What you have to do
Starting at the line that contains "Decode this image", quote each line exactly through the last line of the entries, both included.

Saved entries
— begin —

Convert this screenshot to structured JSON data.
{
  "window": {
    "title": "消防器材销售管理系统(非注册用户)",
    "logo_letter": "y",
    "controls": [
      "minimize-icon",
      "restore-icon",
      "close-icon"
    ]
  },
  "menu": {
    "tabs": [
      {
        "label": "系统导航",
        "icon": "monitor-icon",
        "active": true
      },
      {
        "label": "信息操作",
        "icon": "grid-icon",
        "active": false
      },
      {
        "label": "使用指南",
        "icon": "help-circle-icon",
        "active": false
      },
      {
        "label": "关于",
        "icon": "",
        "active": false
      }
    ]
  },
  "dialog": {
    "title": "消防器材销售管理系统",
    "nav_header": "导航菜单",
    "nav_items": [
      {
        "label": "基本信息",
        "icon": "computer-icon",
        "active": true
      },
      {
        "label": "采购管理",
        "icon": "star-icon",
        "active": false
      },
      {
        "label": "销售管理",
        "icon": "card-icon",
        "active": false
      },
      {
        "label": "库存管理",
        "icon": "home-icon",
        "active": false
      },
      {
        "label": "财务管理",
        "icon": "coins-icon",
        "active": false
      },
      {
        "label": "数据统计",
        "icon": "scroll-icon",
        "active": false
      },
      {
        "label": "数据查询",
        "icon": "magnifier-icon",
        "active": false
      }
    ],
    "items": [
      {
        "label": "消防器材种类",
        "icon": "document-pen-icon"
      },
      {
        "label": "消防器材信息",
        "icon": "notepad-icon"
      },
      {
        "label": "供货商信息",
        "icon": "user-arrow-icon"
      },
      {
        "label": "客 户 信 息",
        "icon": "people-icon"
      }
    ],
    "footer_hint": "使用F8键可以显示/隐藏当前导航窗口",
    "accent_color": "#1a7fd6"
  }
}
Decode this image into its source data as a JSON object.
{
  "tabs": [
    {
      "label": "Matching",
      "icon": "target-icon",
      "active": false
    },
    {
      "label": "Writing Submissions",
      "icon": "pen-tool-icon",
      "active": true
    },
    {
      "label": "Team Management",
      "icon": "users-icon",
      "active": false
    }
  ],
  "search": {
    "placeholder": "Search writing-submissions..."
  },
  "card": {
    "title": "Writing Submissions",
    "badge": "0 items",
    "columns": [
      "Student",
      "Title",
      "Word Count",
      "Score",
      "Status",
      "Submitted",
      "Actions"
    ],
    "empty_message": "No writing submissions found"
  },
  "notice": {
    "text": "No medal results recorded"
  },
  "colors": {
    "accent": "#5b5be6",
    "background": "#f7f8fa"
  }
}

— end —

Exercise output
Decode this image into its source data as a JSON object.
{
  "tabs": [
    {
      "label": "Matching",
      "icon": "target-icon",
      "active": false
    },
    {
      "label": "Writing Submissions",
      "icon": "pen-tool-icon",
      "active": true
    },
    {
      "label": "Team Management",
      "icon": "users-icon",
      "active": false
    }
  ],
  "search": {
    "placeholder": "Search writing-submissions..."
  },
  "card": {
    "title": "Writing Submissions",
    "badge": "0 items",
    "columns": [
      "Student",
      "Title",
      "Word Count",
      "Score",
      "Status",
      "Submitted",
      "Actions"
    ],
    "empty_message": "No writing submissions found"
  },
  "notice": {
    "text": "No medal results recorded"
  },
  "colors": {
    "accent": "#5b5be6",
    "background": "#f7f8fa"
  }
}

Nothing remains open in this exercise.